Dataset entries on figures:
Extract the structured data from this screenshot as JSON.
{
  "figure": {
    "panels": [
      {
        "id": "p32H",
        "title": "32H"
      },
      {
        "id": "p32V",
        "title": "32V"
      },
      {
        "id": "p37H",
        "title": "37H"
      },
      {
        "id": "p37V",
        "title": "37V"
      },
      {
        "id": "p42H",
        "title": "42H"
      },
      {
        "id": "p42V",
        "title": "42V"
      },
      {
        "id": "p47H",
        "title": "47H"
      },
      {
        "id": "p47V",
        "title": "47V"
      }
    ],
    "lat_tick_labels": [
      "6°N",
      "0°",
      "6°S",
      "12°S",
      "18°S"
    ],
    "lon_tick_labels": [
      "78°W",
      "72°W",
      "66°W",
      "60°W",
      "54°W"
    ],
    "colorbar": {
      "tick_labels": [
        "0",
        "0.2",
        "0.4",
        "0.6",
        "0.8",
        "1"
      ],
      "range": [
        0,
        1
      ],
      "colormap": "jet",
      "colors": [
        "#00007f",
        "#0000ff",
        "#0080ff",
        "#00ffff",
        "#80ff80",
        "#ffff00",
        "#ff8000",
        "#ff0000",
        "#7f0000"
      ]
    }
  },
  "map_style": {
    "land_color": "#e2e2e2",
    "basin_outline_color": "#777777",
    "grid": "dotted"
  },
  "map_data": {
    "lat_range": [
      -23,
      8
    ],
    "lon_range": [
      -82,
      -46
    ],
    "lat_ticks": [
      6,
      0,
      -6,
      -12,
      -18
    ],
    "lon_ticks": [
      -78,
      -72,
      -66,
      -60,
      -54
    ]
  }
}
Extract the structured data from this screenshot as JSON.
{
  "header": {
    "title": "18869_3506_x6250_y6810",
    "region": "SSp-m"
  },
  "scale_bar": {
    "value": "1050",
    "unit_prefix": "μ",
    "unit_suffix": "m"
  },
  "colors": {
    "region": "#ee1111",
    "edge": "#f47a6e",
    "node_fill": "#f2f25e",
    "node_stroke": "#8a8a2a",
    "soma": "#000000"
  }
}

Stated goal:
All the data must be duplicated exactly, with nothing added or removed.

Response to this exercise:
Extract the structured data from this screenshot as JSON.
{
  "figure": {
    "panels": [
      {
        "id": "p32H",
        "title": "32H"
      },
      {
        "id": "p32V",
        "title": "32V"
      },
      {
        "id": "p37H",
        "title": "37H"
      },
      {
        "id": "p37V",
        "title": "37V"
      },
      {
        "id": "p42H",
        "title": "42H"
      },
      {
        "id": "p42V",
        "title": "42V"
      },
      {
        "id": "p47H",
        "title": "47H"
      },
      {
        "id": "p47V",
        "title": "47V"
      }
    ],
    "lat_tick_labels": [
      "6°N",
      "0°",
      "6°S",
      "12°S",
      "18°S"
    ],
    "lon_tick_labels": [
      "78°W",
      "72°W",
      "66°W",
      "60°W",
      "54°W"
    ],
    "colorbar": {
      "tick_labels": [
        "0",
        "0.2",
        "0.4",
        "0.6",
        "0.8",
        "1"
      ],
      "range": [
        0,
        1
      ],
      "colormap": "jet",
      "colors": [
        "#00007f",
        "#0000ff",
        "#0080ff",
        "#00ffff",
        "#80ff80",
        "#ffff00",
        "#ff8000",
        "#ff0000",
        "#7f0000"
      ]
    }
  },
  "map_style": {
    "land_color": "#e2e2e2",
    "basin_outline_color": "#777777",
    "grid": "dotted"
  },
  "map_data": {
    "lat_range": [
      -23,
      8
    ],
    "lon_range": [
      -82,
      -46
    ],
    "lat_ticks": [
      6,
      0,
      -6,
      -12,
      -18
    ],
    "lon_ticks": [
      -78,
      -72,
      -66,
      -60,
      -54
    ]
  }
}
Extract the structured data from this screenshot as JSON.
{
  "header": {
    "title": "18869_3506_x6250_y6810",
    "region": "SSp-m"
  },
  "scale_bar": {
    "value": "1050",
    "unit_prefix": "μ",
    "unit_suffix": "m"
  },
  "colors": {
    "region": "#ee1111",
    "edge": "#f47a6e",
    "node_fill": "#f2f25e",
    "node_stroke": "#8a8a2a",
    "soma": "#000000"
  }
}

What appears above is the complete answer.